** Begin Extracted entries **

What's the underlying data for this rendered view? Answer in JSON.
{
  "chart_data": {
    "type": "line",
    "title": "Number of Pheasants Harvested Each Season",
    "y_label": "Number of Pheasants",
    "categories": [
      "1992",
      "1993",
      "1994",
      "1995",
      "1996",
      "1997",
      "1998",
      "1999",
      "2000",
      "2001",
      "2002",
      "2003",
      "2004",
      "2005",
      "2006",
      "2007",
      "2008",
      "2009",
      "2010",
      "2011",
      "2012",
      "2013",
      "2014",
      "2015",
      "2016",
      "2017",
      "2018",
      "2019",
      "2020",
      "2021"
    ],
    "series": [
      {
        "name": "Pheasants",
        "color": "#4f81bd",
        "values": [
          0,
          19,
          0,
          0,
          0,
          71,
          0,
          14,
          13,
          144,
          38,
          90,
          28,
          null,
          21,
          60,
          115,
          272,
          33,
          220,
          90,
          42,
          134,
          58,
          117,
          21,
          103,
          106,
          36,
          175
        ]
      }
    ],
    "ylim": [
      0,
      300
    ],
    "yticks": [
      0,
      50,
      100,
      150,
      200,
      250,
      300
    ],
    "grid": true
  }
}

** End Extracted entries **

*Written task:* Go through the preceding material and copy each line that has the word "Number".

*Worked answer:*
    "title": "Number of Pheasants Harvested Each Season",
    "y_label": "Number of Pheasants",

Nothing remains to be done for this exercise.